INPUT MATERIAL:

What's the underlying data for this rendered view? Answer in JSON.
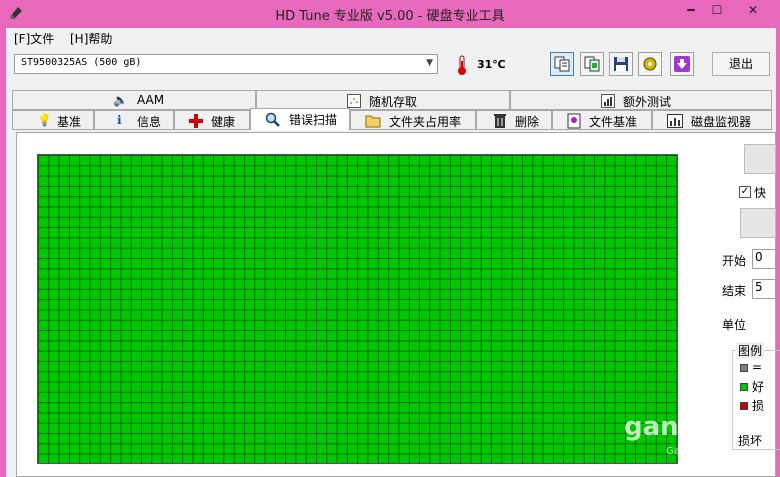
{
  "window": {
    "title": "HD Tune 专业版 v5.00 - 硬盘专业工具",
    "minimize": "━",
    "maximize": "☐",
    "close": "✕"
  },
  "menu": [
    "[F]文件",
    "[H]帮助"
  ],
  "toolbar": {
    "drive": "ST9500325AS (500 gB)",
    "temperature": "31℃",
    "exit_label": "退出"
  },
  "tabs_top": [
    {
      "label": "AAM",
      "icon": "speaker-icon"
    },
    {
      "label": "随机存取",
      "icon": "random-access-icon"
    },
    {
      "label": "额外测试",
      "icon": "extra-tests-icon"
    }
  ],
  "tabs_bottom": [
    {
      "label": "基准",
      "icon": "lightbulb-icon"
    },
    {
      "label": "信息",
      "icon": "info-icon"
    },
    {
      "label": "健康",
      "icon": "health-cross-icon"
    },
    {
      "label": "错误扫描",
      "icon": "magnifier-icon",
      "active": true
    },
    {
      "label": "文件夹占用率",
      "icon": "folder-icon"
    },
    {
      "label": "删除",
      "icon": "trash-icon"
    },
    {
      "label": "文件基准",
      "icon": "file-benchmark-icon"
    },
    {
      "label": "磁盘监视器",
      "icon": "disk-monitor-icon"
    }
  ],
  "scan": {
    "block_color": "#00c800",
    "grid_line_color": "#006b00"
  },
  "side": {
    "checkbox_label": "快",
    "start_label": "开始",
    "start_value": "0",
    "end_label": "结束",
    "end_value": "5",
    "unit_label": "单位",
    "legend_title": "图例",
    "legend": [
      {
        "color": "#808080",
        "label": "="
      },
      {
        "color": "#00c800",
        "label": "好"
      },
      {
        "color": "#cc0000",
        "label": "损"
      }
    ],
    "damaged_label": "损坏"
  },
  "watermark": {
    "main": "gan",
    "sub": "Ganji.com"
  }
}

WRITTEN REQUEST:
Which lines contain the word "icon"? Copy each of them.

RESPONSE FOR THIS EXERCISE:
      "icon": "speaker-icon"
      "icon": "random-access-icon"
      "icon": "extra-tests-icon"
      "icon": "lightbulb-icon"
      "icon": "info-icon"
      "icon": "health-cross-icon"
      "icon": "magnifier-icon",
      "icon": "folder-icon"
      "icon": "trash-icon"
      "icon": "file-benchmark-icon"
      "icon": "disk-monitor-icon"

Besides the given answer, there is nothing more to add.